■ Task description
Would you retype all of these records exactly?

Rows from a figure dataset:
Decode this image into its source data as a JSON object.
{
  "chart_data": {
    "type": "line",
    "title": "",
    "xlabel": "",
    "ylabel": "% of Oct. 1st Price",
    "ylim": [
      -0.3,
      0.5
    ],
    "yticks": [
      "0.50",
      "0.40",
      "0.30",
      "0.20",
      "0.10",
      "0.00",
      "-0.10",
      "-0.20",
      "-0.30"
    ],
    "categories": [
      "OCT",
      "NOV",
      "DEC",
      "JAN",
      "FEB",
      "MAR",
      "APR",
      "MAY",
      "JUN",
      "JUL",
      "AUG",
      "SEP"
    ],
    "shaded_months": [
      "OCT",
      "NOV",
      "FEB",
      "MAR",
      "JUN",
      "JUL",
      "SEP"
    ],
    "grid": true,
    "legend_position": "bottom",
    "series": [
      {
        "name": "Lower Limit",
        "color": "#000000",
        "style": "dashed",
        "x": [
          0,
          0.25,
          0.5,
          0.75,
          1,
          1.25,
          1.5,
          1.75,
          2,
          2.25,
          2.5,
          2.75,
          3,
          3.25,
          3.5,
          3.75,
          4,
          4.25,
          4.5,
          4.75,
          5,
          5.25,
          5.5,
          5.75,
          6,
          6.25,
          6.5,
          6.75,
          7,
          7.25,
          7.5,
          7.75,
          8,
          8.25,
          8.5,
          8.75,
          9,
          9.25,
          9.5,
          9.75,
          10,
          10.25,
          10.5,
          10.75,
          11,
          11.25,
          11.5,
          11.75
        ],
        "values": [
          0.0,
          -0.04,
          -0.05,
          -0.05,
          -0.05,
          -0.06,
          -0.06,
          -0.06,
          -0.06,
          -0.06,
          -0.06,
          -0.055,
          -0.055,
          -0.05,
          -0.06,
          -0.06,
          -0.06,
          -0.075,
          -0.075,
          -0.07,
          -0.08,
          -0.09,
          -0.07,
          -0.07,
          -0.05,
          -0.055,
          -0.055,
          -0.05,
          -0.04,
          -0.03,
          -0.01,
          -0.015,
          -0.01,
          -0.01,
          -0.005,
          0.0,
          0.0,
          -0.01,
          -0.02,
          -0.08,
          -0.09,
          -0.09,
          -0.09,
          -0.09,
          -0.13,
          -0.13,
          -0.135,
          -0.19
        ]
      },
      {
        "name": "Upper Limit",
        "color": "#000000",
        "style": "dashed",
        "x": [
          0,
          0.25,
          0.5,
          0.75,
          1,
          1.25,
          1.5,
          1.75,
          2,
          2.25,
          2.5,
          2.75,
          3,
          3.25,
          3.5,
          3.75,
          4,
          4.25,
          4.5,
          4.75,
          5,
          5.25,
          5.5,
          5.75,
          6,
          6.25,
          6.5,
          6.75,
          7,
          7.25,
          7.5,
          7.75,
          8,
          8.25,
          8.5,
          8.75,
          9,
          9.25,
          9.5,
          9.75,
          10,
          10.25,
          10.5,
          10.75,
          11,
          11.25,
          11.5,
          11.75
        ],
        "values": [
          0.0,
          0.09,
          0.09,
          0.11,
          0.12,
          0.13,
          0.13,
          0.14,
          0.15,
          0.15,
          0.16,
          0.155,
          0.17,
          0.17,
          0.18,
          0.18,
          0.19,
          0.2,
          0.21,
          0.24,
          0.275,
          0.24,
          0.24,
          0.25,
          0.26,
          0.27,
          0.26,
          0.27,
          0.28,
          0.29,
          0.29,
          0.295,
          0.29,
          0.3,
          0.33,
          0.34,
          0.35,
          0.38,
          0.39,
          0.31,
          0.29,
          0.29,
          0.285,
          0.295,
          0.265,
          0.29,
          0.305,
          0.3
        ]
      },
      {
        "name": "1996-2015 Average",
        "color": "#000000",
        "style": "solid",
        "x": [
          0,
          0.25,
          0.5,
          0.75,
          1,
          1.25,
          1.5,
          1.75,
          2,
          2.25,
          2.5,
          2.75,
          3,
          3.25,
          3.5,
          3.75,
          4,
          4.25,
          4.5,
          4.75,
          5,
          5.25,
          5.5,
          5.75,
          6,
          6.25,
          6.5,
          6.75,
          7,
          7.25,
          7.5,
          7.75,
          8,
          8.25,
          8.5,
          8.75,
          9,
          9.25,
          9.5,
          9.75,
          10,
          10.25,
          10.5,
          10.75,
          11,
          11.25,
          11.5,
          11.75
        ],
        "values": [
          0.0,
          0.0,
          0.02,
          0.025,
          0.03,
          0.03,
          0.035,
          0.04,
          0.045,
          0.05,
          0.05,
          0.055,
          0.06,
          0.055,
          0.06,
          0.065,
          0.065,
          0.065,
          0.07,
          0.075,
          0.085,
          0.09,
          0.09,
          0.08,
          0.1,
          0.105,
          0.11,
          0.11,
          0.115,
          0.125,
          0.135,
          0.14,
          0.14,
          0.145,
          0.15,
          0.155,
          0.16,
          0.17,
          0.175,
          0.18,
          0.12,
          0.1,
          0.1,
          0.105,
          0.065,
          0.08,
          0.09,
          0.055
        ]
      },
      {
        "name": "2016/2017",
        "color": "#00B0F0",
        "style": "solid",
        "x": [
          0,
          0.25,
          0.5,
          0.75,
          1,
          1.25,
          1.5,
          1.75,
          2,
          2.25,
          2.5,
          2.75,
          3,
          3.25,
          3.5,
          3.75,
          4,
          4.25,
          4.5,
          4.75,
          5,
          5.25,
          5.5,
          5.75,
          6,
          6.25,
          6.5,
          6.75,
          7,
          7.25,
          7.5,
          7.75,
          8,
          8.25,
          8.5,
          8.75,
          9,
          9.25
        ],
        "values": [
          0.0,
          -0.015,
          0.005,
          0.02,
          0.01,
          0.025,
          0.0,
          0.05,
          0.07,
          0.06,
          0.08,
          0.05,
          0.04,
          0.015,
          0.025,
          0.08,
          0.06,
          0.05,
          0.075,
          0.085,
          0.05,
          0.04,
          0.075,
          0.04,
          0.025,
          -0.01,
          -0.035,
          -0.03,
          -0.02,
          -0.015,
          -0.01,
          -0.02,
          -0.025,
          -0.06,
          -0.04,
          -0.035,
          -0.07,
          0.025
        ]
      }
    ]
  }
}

■ Expected answer
Decode this image into its source data as a JSON object.
{
  "chart_data": {
    "type": "line",
    "title": "",
    "xlabel": "",
    "ylabel": "% of Oct. 1st Price",
    "ylim": [
      -0.3,
      0.5
    ],
    "yticks": [
      "0.50",
      "0.40",
      "0.30",
      "0.20",
      "0.10",
      "0.00",
      "-0.10",
      "-0.20",
      "-0.30"
    ],
    "categories": [
      "OCT",
      "NOV",
      "DEC",
      "JAN",
      "FEB",
      "MAR",
      "APR",
      "MAY",
      "JUN",
      "JUL",
      "AUG",
      "SEP"
    ],
    "shaded_months": [
      "OCT",
      "NOV",
      "FEB",
      "MAR",
      "JUN",
      "JUL",
      "SEP"
    ],
    "grid": true,
    "legend_position": "bottom",
    "series": [
      {
        "name": "Lower Limit",
        "color": "#000000",
        "style": "dashed",
        "x": [
          0,
          0.25,
          0.5,
          0.75,
          1,
          1.25,
          1.5,
          1.75,
          2,
          2.25,
          2.5,
          2.75,
          3,
          3.25,
          3.5,
          3.75,
          4,
          4.25,
          4.5,
          4.75,
          5,
          5.25,
          5.5,
          5.75,
          6,
          6.25,
          6.5,
          6.75,
          7,
          7.25,
          7.5,
          7.75,
          8,
          8.25,
          8.5,
          8.75,
          9,
          9.25,
          9.5,
          9.75,
          10,
          10.25,
          10.5,
          10.75,
          11,
          11.25,
          11.5,
          11.75
        ],
        "values": [
          0.0,
          -0.04,
          -0.05,
          -0.05,
          -0.05,
          -0.06,
          -0.06,
          -0.06,
          -0.06,
          -0.06,
          -0.06,
          -0.055,
          -0.055,
          -0.05,
          -0.06,
          -0.06,
          -0.06,
          -0.075,
          -0.075,
          -0.07,
          -0.08,
          -0.09,
          -0.07,
          -0.07,
          -0.05,
          -0.055,
          -0.055,
          -0.05,
          -0.04,
          -0.03,
          -0.01,
          -0.015,
          -0.01,
          -0.01,
          -0.005,
          0.0,
          0.0,
          -0.01,
          -0.02,
          -0.08,
          -0.09,
          -0.09,
          -0.09,
          -0.09,
          -0.13,
          -0.13,
          -0.135,
          -0.19
        ]
      },
      {
        "name": "Upper Limit",
        "color": "#000000",
        "style": "dashed",
        "x": [
          0,
          0.25,
          0.5,
          0.75,
          1,
          1.25,
          1.5,
          1.75,
          2,
          2.25,
          2.5,
          2.75,
          3,
          3.25,
          3.5,
          3.75,
          4,
          4.25,
          4.5,
          4.75,
          5,
          5.25,
          5.5,
          5.75,
          6,
          6.25,
          6.5,
          6.75,
          7,
          7.25,
          7.5,
          7.75,
          8,
          8.25,
          8.5,
          8.75,
          9,
          9.25,
          9.5,
          9.75,
          10,
          10.25,
          10.5,
          10.75,
          11,
          11.25,
          11.5,
          11.75
        ],
        "values": [
          0.0,
          0.09,
          0.09,
          0.11,
          0.12,
          0.13,
          0.13,
          0.14,
          0.15,
          0.15,
          0.16,
          0.155,
          0.17,
          0.17,
          0.18,
          0.18,
          0.19,
          0.2,
          0.21,
          0.24,
          0.275,
          0.24,
          0.24,
          0.25,
          0.26,
          0.27,
          0.26,
          0.27,
          0.28,
          0.29,
          0.29,
          0.295,
          0.29,
          0.3,
          0.33,
          0.34,
          0.35,
          0.38,
          0.39,
          0.31,
          0.29,
          0.29,
          0.285,
          0.295,
          0.265,
          0.29,
          0.305,
          0.3
        ]
      },
      {
        "name": "1996-2015 Average",
        "color": "#000000",
        "style": "solid",
        "x": [
          0,
          0.25,
          0.5,
          0.75,
          1,
          1.25,
          1.5,
          1.75,
          2,
          2.25,
          2.5,
          2.75,
          3,
          3.25,
          3.5,
          3.75,
          4,
          4.25,
          4.5,
          4.75,
          5,
          5.25,
          5.5,
          5.75,
          6,
          6.25,
          6.5,
          6.75,
          7,
          7.25,
          7.5,
          7.75,
          8,
          8.25,
          8.5,
          8.75,
          9,
          9.25,
          9.5,
          9.75,
          10,
          10.25,
          10.5,
          10.75,
          11,
          11.25,
          11.5,
          11.75
        ],
        "values": [
          0.0,
          0.0,
          0.02,
          0.025,
          0.03,
          0.03,
          0.035,
          0.04,
          0.045,
          0.05,
          0.05,
          0.055,
          0.06,
          0.055,
          0.06,
          0.065,
          0.065,
          0.065,
          0.07,
          0.075,
          0.085,
          0.09,
          0.09,
          0.08,
          0.1,
          0.105,
          0.11,
          0.11,
          0.115,
          0.125,
          0.135,
          0.14,
          0.14,
          0.145,
          0.15,
          0.155,
          0.16,
          0.17,
          0.175,
          0.18,
          0.12,
          0.1,
          0.1,
          0.105,
          0.065,
          0.08,
          0.09,
          0.055
        ]
      },
      {
        "name": "2016/2017",
        "color": "#00B0F0",
        "style": "solid",
        "x": [
          0,
          0.25,
          0.5,
          0.75,
          1,
          1.25,
          1.5,
          1.75,
          2,
          2.25,
          2.5,
          2.75,
          3,
          3.25,
          3.5,
          3.75,
          4,
          4.25,
          4.5,
          4.75,
          5,
          5.25,
          5.5,
          5.75,
          6,
          6.25,
          6.5,
          6.75,
          7,
          7.25,
          7.5,
          7.75,
          8,
          8.25,
          8.5,
          8.75,
          9,
          9.25
        ],
        "values": [
          0.0,
          -0.015,
          0.005,
          0.02,
          0.01,
          0.025,
          0.0,
          0.05,
          0.07,
          0.06,
          0.08,
          0.05,
          0.04,
          0.015,
          0.025,
          0.08,
          0.06,
          0.05,
          0.075,
          0.085,
          0.05,
          0.04,
          0.075,
          0.04,
          0.025,
          -0.01,
          -0.035,
          -0.03,
          -0.02,
          -0.015,
          -0.01,
          -0.02,
          -0.025,
          -0.06,
          -0.04,
          -0.035,
          -0.07,
          0.025
        ]
      }
    ]
  }
}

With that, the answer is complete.